— Start Data for the task —
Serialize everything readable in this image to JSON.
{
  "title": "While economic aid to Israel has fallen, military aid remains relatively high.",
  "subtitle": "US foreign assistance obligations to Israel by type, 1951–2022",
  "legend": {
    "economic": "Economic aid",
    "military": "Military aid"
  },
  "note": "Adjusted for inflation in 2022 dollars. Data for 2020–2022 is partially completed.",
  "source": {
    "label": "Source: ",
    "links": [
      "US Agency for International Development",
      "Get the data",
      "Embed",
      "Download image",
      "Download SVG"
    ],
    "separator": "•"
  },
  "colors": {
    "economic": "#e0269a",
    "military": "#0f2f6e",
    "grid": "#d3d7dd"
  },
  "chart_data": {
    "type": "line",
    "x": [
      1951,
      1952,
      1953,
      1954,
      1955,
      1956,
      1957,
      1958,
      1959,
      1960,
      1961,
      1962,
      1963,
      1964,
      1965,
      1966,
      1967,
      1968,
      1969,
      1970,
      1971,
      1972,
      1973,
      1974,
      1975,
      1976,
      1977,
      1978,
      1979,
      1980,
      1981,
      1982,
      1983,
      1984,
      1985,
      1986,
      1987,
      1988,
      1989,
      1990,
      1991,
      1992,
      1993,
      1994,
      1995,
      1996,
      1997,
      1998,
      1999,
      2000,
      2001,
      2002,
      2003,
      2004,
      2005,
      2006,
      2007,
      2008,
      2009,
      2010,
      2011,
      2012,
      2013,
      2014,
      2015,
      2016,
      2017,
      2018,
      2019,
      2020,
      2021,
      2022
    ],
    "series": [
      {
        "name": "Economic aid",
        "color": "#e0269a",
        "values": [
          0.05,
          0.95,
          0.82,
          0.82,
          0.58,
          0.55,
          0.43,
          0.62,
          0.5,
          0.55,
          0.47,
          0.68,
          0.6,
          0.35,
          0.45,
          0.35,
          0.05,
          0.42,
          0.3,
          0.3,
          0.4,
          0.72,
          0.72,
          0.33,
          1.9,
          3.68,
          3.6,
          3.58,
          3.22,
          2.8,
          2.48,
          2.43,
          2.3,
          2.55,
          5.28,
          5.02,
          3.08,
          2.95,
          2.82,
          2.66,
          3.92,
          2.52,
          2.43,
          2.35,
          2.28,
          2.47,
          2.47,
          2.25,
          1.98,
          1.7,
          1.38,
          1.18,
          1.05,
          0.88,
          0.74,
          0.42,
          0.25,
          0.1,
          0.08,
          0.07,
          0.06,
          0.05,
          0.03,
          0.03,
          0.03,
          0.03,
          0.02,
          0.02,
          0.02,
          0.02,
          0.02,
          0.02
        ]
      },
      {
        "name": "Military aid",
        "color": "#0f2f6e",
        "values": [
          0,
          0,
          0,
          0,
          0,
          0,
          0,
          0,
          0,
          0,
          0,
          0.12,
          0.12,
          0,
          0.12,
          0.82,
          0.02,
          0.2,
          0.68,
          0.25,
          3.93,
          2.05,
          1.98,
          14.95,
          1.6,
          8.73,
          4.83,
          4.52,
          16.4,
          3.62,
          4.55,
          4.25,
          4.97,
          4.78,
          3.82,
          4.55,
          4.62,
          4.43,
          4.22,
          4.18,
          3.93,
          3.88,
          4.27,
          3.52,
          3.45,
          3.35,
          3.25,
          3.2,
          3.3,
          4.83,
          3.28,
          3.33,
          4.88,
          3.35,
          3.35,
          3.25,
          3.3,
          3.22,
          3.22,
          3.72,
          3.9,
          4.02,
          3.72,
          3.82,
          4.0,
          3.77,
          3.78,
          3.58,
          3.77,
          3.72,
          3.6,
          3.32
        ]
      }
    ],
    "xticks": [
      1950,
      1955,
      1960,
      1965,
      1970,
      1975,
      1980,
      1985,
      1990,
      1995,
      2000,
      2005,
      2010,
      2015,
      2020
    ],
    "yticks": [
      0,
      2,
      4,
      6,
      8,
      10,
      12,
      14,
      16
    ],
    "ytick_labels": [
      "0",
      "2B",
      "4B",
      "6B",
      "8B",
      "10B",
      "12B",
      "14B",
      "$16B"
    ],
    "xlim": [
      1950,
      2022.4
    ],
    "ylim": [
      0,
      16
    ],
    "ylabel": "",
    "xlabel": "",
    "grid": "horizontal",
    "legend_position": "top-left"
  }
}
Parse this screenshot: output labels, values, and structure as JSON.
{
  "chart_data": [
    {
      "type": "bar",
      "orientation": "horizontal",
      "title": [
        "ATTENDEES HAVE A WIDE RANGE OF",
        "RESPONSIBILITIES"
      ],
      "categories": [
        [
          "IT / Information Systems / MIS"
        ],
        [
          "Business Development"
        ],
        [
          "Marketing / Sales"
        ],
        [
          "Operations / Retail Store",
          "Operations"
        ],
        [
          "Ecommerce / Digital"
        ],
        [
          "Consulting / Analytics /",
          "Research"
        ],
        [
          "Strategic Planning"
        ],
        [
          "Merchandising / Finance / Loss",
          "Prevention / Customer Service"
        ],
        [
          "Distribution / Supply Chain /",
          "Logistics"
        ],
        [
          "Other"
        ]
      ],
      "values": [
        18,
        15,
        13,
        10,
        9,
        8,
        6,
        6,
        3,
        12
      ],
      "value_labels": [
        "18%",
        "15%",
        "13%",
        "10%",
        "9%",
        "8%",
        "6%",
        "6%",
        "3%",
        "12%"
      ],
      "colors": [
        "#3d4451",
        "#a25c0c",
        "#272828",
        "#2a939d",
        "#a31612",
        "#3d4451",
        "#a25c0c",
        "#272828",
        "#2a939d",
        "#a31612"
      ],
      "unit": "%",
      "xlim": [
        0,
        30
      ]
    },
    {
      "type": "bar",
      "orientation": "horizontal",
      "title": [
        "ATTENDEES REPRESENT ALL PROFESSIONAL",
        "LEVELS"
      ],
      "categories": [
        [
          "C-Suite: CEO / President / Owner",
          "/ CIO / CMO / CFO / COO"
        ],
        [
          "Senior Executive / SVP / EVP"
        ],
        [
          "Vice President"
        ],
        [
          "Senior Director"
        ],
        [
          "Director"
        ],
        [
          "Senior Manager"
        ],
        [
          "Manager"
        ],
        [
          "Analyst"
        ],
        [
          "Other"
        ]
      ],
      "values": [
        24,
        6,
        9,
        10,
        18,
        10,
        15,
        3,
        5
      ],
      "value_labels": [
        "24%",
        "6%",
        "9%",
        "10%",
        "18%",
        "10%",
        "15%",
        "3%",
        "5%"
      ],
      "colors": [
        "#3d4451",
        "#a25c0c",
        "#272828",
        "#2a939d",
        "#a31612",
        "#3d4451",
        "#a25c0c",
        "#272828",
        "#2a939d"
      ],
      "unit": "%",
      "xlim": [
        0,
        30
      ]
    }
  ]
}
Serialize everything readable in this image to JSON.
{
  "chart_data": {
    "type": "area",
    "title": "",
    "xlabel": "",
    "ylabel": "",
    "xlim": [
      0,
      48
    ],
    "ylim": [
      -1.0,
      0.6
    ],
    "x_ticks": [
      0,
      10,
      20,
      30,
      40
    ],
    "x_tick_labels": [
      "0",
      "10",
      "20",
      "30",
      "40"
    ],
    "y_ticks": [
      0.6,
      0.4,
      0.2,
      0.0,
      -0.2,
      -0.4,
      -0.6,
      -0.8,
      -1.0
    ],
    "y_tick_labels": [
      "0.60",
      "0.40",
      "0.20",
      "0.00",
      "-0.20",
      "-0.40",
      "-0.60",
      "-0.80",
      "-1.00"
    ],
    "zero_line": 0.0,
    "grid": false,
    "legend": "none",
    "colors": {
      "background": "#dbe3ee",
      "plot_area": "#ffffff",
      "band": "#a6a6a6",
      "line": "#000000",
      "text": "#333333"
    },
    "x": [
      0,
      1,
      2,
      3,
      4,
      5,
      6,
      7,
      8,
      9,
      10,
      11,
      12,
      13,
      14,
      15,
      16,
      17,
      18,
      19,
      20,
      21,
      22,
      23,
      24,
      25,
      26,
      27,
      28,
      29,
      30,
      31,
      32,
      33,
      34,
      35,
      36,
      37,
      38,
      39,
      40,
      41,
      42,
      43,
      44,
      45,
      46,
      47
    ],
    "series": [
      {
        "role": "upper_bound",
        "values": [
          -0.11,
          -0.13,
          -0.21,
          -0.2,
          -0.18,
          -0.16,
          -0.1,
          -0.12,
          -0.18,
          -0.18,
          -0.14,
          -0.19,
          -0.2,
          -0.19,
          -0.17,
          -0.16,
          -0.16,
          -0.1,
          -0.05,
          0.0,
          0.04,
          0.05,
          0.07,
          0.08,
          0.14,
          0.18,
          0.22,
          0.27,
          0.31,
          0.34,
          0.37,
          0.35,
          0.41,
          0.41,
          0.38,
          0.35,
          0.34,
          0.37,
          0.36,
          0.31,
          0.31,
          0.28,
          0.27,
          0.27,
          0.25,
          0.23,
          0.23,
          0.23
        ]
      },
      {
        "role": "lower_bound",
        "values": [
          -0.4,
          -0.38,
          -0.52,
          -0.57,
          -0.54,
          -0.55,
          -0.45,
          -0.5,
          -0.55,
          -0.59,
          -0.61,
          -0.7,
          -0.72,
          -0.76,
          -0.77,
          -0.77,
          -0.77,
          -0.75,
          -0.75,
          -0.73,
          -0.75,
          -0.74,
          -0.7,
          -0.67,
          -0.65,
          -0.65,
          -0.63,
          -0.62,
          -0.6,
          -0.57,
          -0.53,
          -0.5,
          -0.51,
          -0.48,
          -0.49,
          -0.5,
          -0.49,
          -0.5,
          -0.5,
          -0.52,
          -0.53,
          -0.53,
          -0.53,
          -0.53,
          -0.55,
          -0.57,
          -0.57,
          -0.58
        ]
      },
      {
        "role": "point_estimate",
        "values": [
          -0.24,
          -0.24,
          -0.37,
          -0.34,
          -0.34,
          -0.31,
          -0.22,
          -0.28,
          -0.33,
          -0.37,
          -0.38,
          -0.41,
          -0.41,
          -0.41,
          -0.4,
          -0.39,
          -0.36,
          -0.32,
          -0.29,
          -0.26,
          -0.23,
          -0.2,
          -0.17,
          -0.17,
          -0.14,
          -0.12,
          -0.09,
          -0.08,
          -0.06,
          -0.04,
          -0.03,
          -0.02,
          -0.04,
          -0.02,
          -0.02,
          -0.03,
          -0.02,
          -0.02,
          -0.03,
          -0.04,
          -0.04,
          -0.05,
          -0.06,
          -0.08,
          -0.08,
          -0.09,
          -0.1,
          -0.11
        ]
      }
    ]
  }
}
— End Data for the task —
Work to be completed:
Filter the entries down to the lines with the word "Israel" in them.

Output:
  "title": "While economic aid to Israel has fallen, military aid remains relatively high.",
  "subtitle": "US foreign assistance obligations to Israel by type, 1951–2022",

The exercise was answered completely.